= Instructions to follow =
Go through the records and copy each line where the word "subject" occurs.

--------------------

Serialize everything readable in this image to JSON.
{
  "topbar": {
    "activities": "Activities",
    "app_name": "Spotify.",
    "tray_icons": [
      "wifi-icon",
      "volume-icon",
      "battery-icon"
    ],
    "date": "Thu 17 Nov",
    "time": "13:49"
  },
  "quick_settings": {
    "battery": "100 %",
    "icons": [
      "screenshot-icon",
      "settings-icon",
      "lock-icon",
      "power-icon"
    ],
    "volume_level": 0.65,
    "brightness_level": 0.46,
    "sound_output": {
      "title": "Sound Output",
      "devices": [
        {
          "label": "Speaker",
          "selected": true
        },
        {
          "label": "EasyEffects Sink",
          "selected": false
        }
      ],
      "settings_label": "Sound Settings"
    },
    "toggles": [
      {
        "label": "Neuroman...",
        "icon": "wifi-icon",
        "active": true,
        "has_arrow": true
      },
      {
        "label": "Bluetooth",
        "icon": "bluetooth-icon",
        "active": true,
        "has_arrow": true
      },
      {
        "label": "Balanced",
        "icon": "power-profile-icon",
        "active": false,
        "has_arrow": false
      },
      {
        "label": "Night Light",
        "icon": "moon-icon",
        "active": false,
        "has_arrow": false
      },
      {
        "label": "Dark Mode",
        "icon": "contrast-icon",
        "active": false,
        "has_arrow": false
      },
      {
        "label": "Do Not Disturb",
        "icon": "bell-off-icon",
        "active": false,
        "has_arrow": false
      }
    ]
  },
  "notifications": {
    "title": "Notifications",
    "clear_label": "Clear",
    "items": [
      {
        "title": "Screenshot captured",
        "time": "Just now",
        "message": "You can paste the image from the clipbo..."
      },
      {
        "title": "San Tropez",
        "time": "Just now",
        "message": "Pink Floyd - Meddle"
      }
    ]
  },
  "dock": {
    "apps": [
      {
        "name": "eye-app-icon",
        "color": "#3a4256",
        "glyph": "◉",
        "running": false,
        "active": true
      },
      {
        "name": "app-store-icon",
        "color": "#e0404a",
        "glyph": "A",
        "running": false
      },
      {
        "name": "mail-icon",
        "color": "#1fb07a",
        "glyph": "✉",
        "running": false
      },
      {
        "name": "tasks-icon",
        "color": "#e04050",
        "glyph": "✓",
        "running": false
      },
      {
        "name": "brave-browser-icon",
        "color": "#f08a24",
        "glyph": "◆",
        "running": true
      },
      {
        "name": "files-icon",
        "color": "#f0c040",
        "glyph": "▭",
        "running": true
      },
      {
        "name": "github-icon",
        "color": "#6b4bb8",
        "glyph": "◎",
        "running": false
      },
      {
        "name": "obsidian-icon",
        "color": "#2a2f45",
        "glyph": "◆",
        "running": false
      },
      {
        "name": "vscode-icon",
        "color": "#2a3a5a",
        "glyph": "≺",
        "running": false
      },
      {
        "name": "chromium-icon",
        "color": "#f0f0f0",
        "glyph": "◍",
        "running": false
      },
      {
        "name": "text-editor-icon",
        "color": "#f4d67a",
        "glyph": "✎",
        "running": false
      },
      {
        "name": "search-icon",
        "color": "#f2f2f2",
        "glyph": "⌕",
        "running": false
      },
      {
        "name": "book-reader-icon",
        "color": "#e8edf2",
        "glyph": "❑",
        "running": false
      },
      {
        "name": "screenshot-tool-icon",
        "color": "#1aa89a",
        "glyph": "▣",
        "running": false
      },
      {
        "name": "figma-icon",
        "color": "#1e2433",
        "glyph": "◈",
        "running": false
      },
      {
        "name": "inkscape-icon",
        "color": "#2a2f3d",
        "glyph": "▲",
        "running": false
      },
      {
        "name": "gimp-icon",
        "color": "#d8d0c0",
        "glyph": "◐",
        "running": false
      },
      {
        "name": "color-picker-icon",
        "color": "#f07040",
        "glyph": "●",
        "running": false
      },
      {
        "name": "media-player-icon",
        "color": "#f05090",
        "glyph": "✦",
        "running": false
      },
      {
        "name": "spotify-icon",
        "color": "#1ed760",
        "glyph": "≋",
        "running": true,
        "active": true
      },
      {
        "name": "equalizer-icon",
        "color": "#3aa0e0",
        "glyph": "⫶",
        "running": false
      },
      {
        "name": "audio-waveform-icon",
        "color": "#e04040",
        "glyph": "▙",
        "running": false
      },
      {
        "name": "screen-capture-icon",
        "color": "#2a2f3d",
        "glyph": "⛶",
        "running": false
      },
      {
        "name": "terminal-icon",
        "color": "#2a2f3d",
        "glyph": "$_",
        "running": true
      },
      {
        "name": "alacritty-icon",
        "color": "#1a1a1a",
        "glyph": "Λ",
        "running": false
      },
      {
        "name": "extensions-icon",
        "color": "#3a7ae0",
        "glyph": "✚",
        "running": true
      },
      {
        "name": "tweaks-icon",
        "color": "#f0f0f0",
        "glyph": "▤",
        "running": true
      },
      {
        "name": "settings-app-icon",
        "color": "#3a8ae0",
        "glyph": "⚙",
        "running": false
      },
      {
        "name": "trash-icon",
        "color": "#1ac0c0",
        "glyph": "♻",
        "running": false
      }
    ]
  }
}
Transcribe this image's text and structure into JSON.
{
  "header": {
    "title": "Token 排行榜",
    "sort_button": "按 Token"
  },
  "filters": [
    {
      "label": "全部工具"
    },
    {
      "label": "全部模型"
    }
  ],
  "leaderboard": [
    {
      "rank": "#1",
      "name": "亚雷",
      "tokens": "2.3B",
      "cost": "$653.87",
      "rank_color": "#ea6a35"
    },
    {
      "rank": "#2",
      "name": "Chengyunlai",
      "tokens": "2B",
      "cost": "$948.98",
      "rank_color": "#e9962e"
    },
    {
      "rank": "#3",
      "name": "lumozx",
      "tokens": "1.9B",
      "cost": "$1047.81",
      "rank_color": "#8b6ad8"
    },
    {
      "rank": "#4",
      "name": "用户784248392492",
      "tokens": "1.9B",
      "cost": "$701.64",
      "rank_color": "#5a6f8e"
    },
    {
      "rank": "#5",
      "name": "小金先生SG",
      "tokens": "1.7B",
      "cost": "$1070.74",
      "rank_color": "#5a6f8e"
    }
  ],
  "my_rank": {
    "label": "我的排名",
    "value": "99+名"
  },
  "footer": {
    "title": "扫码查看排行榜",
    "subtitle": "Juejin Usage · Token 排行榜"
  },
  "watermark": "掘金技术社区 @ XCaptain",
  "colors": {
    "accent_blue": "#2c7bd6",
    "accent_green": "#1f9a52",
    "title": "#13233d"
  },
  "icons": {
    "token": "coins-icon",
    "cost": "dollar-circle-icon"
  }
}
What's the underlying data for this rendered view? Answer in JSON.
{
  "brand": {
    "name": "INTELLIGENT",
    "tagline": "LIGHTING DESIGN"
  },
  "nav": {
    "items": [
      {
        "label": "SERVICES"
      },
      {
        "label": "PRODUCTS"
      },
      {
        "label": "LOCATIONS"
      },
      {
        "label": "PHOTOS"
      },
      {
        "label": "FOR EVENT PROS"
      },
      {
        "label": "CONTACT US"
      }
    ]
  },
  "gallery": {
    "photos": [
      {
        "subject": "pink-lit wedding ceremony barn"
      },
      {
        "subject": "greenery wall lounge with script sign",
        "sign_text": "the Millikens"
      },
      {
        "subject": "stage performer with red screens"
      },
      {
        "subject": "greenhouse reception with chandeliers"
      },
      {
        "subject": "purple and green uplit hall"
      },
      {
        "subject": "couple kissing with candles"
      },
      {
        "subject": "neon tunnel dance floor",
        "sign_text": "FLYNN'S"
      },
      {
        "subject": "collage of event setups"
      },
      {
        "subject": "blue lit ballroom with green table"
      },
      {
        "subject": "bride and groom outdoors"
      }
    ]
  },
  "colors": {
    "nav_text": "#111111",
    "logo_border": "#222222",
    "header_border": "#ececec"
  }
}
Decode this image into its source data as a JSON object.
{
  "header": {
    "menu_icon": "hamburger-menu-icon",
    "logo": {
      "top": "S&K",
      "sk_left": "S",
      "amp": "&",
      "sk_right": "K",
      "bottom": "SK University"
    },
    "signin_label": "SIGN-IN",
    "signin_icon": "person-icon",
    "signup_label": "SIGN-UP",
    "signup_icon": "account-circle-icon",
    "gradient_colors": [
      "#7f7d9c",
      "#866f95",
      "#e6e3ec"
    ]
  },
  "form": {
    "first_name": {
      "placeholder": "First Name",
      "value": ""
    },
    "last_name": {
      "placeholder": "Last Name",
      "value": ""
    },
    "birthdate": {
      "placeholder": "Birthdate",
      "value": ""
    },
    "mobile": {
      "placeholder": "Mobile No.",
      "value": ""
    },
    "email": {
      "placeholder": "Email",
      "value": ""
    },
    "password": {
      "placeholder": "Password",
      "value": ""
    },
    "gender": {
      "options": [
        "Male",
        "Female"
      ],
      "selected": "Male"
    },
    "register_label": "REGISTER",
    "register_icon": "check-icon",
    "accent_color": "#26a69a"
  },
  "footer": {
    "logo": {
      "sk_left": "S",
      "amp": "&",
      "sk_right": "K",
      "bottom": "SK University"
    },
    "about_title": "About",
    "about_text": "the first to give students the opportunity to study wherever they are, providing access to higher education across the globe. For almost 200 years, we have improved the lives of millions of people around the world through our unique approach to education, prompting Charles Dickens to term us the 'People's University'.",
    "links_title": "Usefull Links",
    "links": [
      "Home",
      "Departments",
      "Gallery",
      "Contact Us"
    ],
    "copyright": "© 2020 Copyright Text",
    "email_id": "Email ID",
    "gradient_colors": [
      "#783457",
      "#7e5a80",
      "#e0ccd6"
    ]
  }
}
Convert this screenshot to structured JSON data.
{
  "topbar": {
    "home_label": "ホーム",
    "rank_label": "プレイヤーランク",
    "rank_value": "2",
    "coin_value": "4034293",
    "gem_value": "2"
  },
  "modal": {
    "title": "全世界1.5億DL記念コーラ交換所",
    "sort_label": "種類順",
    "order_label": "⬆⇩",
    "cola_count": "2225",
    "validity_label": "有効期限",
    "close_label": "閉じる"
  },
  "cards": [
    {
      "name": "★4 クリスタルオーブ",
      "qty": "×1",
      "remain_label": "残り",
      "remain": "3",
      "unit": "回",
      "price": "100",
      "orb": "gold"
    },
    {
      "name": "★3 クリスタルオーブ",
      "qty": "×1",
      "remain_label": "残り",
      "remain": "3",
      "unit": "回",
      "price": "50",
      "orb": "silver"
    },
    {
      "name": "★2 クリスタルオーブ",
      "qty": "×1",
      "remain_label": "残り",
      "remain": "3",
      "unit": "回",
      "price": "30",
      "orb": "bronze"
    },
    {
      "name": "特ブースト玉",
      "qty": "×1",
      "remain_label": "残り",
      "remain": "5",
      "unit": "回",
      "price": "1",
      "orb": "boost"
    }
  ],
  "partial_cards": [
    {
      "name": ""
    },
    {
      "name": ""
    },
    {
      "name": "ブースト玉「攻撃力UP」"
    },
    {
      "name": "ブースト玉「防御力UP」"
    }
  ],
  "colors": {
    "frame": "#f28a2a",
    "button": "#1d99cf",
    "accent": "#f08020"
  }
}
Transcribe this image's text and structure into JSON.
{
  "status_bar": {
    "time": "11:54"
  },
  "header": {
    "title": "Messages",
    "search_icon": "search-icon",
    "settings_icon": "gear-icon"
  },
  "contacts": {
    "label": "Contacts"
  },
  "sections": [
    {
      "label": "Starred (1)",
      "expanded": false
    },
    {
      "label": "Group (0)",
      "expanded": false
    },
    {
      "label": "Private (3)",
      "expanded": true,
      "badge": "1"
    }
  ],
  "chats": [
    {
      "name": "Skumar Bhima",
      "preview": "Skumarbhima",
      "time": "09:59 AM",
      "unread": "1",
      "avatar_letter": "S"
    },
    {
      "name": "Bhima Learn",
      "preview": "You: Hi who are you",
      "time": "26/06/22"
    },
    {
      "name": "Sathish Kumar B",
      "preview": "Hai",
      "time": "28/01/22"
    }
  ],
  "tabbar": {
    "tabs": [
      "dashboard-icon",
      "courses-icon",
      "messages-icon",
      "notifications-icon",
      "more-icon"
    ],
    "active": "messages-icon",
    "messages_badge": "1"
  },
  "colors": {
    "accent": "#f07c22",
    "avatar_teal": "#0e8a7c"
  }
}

--------------------

= Answer to the problem =
        "subject": "pink-lit wedding ceremony barn"
        "subject": "greenery wall lounge with script sign",
        "subject": "stage performer with red screens"
        "subject": "greenhouse reception with chandeliers"
        "subject": "purple and green uplit hall"
        "subject": "couple kissing with candles"
        "subject": "neon tunnel dance floor",
        "subject": "collage of event setups"
        "subject": "blue lit ballroom with green table"
        "subject": "bride and groom outdoors"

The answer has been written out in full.